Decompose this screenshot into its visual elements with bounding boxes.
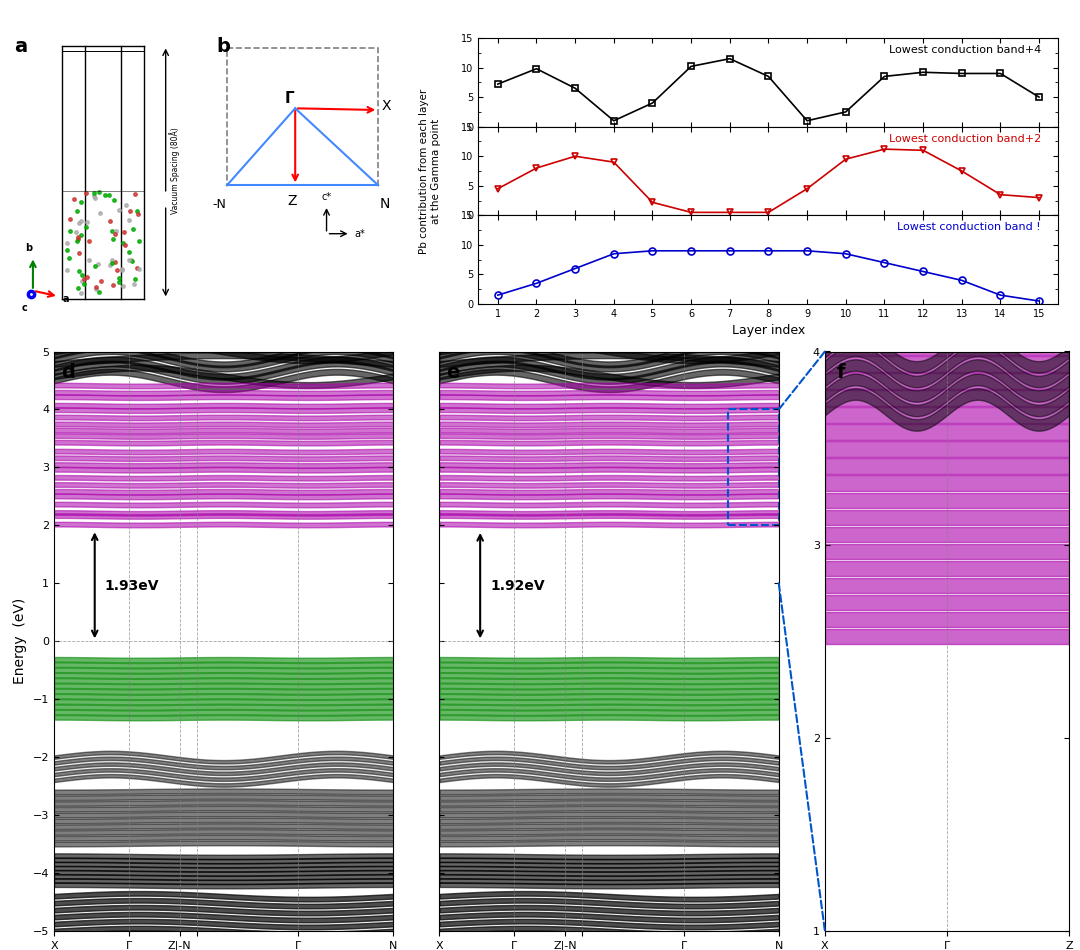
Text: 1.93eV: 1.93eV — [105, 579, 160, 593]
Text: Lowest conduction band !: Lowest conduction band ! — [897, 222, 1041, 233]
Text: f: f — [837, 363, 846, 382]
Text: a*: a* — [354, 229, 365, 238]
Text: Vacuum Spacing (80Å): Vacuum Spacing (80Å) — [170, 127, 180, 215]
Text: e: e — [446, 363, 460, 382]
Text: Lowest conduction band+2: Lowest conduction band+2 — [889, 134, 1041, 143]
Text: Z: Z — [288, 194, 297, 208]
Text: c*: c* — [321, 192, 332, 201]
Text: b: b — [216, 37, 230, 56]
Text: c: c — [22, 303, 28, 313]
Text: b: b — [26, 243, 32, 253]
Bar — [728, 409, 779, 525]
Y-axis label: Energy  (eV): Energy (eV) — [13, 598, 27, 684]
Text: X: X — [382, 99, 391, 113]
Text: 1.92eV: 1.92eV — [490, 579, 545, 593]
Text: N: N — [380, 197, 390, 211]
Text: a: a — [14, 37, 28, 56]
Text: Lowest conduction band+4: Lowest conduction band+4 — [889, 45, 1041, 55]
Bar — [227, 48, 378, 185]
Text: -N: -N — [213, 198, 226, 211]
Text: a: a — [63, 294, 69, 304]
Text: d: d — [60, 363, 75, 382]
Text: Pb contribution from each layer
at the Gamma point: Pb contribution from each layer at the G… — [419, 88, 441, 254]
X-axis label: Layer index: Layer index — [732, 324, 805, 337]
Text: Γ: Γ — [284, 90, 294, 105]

··········

- _REQUIRED TASK_
Please select every line in the rows above that contains the string "each", treating uppercase and lowercase as different, and copy those lines out.

- _REPLY TO THE EXERCISE_
Text: Pb contribution from each layer
at the Gamma point: Pb contribution from each layer at the G… — [419, 88, 441, 254]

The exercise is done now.